--- begin Available data ---
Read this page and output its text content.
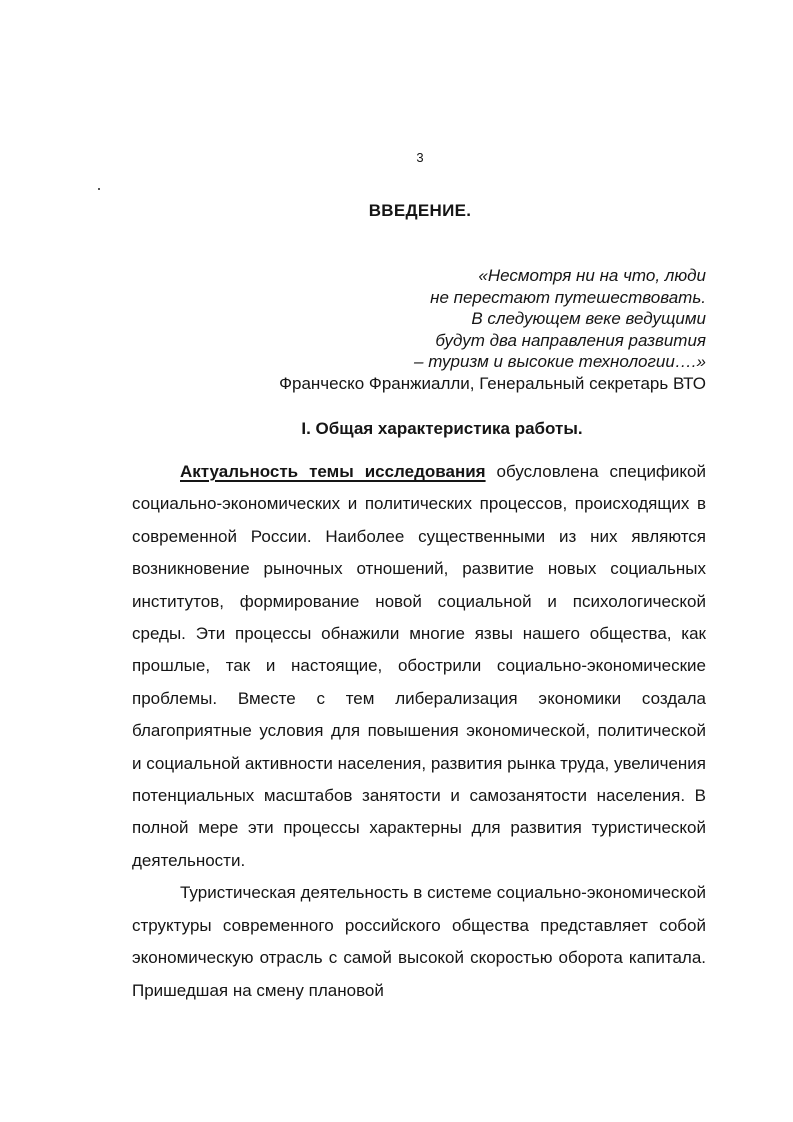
3
ВВЕДЕНИЕ.
«Несмотря ни на что, люди
не перестают путешествовать.
В следующем веке ведущими
будут два направления развития
– туризм и высокие технологии….»
Франческо Франжиалли, Генеральный секретарь ВТО
I. Общая характеристика работы.

Актуальность темы исследования обусловлена спецификой социально-экономических и политических процессов, происходящих в современной России. Наиболее существенными из них являются возникновение рыночных отношений, развитие новых социальных институтов, формирование новой социальной и психологической среды. Эти процессы обнажили многие язвы нашего общества, как прошлые, так и настоящие, обострили социально-экономические проблемы. Вместе с тем либерализация экономики создала благоприятные условия для повышения экономической, политической и социальной активности населения, развития рынка труда, увеличения потенциальных масштабов занятости и самозанятости населения. В полной мере эти процессы характерны для развития туристической деятельности.

Туристическая деятельность в системе социально-экономической структуры современного российского общества представляет собой экономическую отрасль с самой высокой скоростью оборота капитала. Пришедшая на смену плановой
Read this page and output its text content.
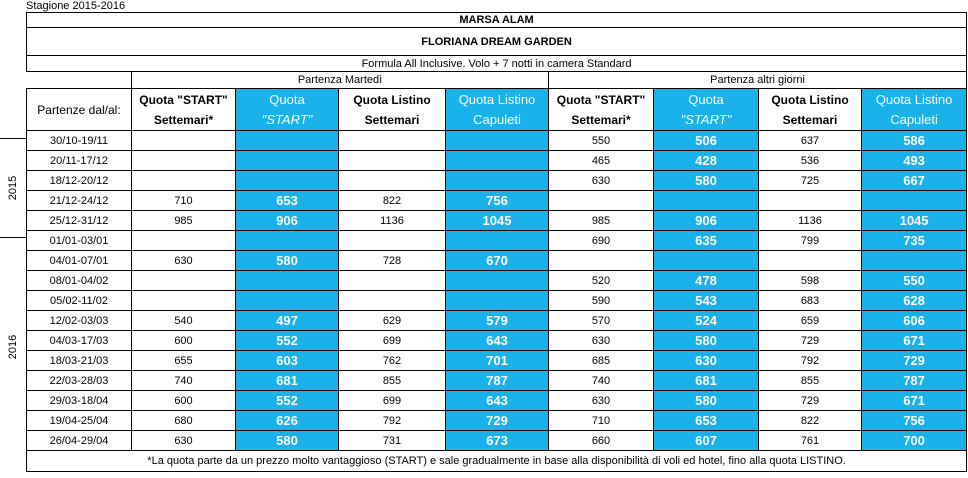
Stagione 2015-2016
2015
2016
MARSA ALAM								
FLORIANA DREAM GARDEN								
Formula All Inclusive. Volo + 7 notti in camera Standard								
	Partenza Martedì				Partenza altri giorni			
Partenze dal/al:	Quota "START"
Settemari*	Quota
"START"	Quota Listino
Settemari	Quota Listino
Capuleti	Quota "START"
Settemari*	Quota
"START"	Quota Listino
Settemari	Quota Listino
Capuleti
30/10-19/11					550	506	637	586
20/11-17/12					465	428	536	493
18/12-20/12					630	580	725	667
21/12-24/12	710	653	822	756				
25/12-31/12	985	906	1136	1045	985	906	1136	1045
01/01-03/01					690	635	799	735
04/01-07/01	630	580	728	670				
08/01-04/02					520	478	598	550
05/02-11/02					590	543	683	628
12/02-03/03	540	497	629	579	570	524	659	606
04/03-17/03	600	552	699	643	630	580	729	671
18/03-21/03	655	603	762	701	685	630	792	729
22/03-28/03	740	681	855	787	740	681	855	787
29/03-18/04	600	552	699	643	630	580	729	671
19/04-25/04	680	626	792	729	710	653	822	756
26/04-29/04	630	580	731	673	660	607	761	700
*La quota parte da un prezzo molto vantaggioso (START) e sale gradualmente in base alla disponibilità di voli ed hotel, fino alla quota LISTINO.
--- end Available data ---
» **Exercise description**
Go through the entries above and output them exactly, without pictures.

» **Solution to this problem**
Read this page and output its text content.
3
ВВЕДЕНИЕ.
«Несмотря ни на что, люди
не перестают путешествовать.
В следующем веке ведущими
будут два направления развития
– туризм и высокие технологии….»
Франческо Франжиалли, Генеральный секретарь ВТО
I. Общая характеристика работы.

Актуальность темы исследования обусловлена спецификой социально-экономических и политических процессов, происходящих в современной России. Наиболее существенными из них являются возникновение рыночных отношений, развитие новых социальных институтов, формирование новой социальной и психологической среды. Эти процессы обнажили многие язвы нашего общества, как прошлые, так и настоящие, обострили социально-экономические проблемы. Вместе с тем либерализация экономики создала благоприятные условия для повышения экономической, политической и социальной активности населения, развития рынка труда, увеличения потенциальных масштабов занятости и самозанятости населения. В полной мере эти процессы характерны для развития туристической деятельности.

Туристическая деятельность в системе социально-экономической структуры современного российского общества представляет собой экономическую отрасль с самой высокой скоростью оборота капитала. Пришедшая на смену плановой
Read this page and output its text content.
Stagione 2015-2016
2015
2016
MARSA ALAM								
FLORIANA DREAM GARDEN								
Formula All Inclusive. Volo + 7 notti in camera Standard								
	Partenza Martedì				Partenza altri giorni			
Partenze dal/al:	Quota "START"
Settemari*	Quota
"START"	Quota Listino
Settemari	Quota Listino
Capuleti	Quota "START"
Settemari*	Quota
"START"	Quota Listino
Settemari	Quota Listino
Capuleti
30/10-19/11					550	506	637	586
20/11-17/12					465	428	536	493
18/12-20/12					630	580	725	667
21/12-24/12	710	653	822	756				
25/12-31/12	985	906	1136	1045	985	906	1136	1045
01/01-03/01					690	635	799	735
04/01-07/01	630	580	728	670				
08/01-04/02					520	478	598	550
05/02-11/02					590	543	683	628
12/02-03/03	540	497	629	579	570	524	659	606
04/03-17/03	600	552	699	643	630	580	729	671
18/03-21/03	655	603	762	701	685	630	792	729
22/03-28/03	740	681	855	787	740	681	855	787
29/03-18/04	600	552	699	643	630	580	729	671
19/04-25/04	680	626	792	729	710	653	822	756
26/04-29/04	630	580	731	673	660	607	761	700
*La quota parte da un prezzo molto vantaggioso (START) e sale gradualmente in base alla disponibilità di voli ed hotel, fino alla quota LISTINO.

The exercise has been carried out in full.